*LISTED RECORDS*
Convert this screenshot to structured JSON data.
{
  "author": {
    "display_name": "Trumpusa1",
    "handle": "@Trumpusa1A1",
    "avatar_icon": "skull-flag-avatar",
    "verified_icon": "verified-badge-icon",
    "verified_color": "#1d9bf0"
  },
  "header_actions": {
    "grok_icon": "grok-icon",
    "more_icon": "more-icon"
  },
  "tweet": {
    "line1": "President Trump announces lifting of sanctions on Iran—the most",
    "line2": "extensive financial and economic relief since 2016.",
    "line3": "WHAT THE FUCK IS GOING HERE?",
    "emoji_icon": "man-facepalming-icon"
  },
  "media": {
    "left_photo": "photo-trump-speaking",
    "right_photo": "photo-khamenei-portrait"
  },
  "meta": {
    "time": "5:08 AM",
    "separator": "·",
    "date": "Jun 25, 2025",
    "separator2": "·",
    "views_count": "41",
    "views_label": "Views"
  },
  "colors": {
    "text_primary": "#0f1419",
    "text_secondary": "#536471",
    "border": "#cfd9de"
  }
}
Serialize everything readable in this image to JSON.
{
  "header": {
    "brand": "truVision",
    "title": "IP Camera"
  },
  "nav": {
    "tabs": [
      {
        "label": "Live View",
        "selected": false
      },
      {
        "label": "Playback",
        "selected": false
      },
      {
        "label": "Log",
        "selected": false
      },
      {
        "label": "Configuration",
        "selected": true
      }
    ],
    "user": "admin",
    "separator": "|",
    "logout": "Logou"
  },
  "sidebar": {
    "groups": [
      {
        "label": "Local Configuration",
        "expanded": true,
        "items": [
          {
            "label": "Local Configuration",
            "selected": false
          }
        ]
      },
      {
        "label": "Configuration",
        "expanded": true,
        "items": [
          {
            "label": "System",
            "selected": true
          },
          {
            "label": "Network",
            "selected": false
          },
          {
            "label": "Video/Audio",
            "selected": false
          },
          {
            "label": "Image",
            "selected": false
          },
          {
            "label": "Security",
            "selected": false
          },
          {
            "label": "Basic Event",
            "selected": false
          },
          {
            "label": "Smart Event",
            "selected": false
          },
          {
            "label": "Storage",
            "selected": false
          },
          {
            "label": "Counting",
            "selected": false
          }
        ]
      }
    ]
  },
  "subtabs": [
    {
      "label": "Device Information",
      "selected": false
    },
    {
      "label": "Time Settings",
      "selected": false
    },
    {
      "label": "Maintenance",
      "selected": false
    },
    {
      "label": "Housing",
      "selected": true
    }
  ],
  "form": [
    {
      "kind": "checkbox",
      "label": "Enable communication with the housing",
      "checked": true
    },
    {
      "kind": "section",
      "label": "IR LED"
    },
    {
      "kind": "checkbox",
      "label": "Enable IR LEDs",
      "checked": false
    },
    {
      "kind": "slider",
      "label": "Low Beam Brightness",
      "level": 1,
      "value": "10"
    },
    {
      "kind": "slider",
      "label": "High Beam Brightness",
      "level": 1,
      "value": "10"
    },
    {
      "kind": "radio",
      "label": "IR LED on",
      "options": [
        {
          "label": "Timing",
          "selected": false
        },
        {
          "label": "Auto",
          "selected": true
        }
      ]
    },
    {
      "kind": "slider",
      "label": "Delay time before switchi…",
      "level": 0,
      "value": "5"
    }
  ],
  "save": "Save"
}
--
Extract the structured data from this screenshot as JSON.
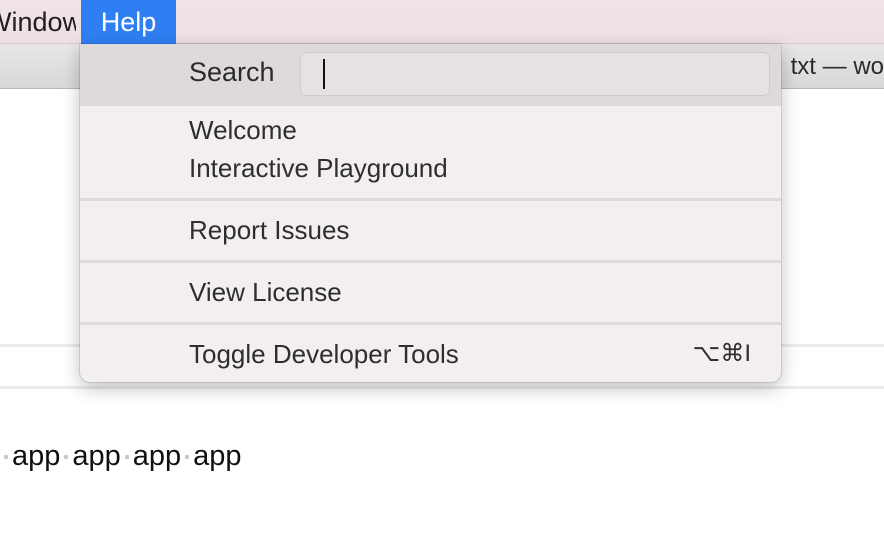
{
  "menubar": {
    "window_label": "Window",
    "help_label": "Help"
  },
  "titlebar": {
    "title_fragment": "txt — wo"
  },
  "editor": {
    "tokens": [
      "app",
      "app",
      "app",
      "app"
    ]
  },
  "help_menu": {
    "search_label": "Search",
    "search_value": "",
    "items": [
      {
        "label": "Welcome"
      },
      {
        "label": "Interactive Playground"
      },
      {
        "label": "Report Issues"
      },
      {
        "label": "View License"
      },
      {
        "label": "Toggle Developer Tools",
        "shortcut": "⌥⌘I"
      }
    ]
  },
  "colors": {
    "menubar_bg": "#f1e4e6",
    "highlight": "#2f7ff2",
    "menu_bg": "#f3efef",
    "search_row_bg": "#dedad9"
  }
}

*PROBLEM DETAILS*
Copy out each line of the records that holds the string "photo".

*FINISHED EXERCISE*
    "left_photo": "photo-trump-speaking",
    "right_photo": "photo-khamenei-portrait"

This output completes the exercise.